* What this task involves: Exactly reproduce each record listed below.

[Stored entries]
=====

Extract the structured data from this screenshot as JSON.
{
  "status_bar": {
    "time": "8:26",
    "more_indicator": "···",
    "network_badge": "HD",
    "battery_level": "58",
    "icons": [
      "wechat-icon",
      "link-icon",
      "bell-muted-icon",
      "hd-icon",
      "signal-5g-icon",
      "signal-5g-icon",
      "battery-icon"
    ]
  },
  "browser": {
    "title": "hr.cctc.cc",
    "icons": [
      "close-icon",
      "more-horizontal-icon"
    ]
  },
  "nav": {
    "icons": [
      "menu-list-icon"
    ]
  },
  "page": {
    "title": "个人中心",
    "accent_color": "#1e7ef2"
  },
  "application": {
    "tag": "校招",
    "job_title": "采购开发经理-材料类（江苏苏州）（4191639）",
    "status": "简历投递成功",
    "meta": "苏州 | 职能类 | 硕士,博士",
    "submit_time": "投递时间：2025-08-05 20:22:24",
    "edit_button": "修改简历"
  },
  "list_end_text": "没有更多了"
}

=====

* The result:
Extract the structured data from this screenshot as JSON.
{
  "status_bar": {
    "time": "8:26",
    "more_indicator": "···",
    "network_badge": "HD",
    "battery_level": "58",
    "icons": [
      "wechat-icon",
      "link-icon",
      "bell-muted-icon",
      "hd-icon",
      "signal-5g-icon",
      "signal-5g-icon",
      "battery-icon"
    ]
  },
  "browser": {
    "title": "hr.cctc.cc",
    "icons": [
      "close-icon",
      "more-horizontal-icon"
    ]
  },
  "nav": {
    "icons": [
      "menu-list-icon"
    ]
  },
  "page": {
    "title": "个人中心",
    "accent_color": "#1e7ef2"
  },
  "application": {
    "tag": "校招",
    "job_title": "采购开发经理-材料类（江苏苏州）（4191639）",
    "status": "简历投递成功",
    "meta": "苏州 | 职能类 | 硕士,博士",
    "submit_time": "投递时间：2025-08-05 20:22:24",
    "edit_button": "修改简历"
  },
  "list_end_text": "没有更多了"
}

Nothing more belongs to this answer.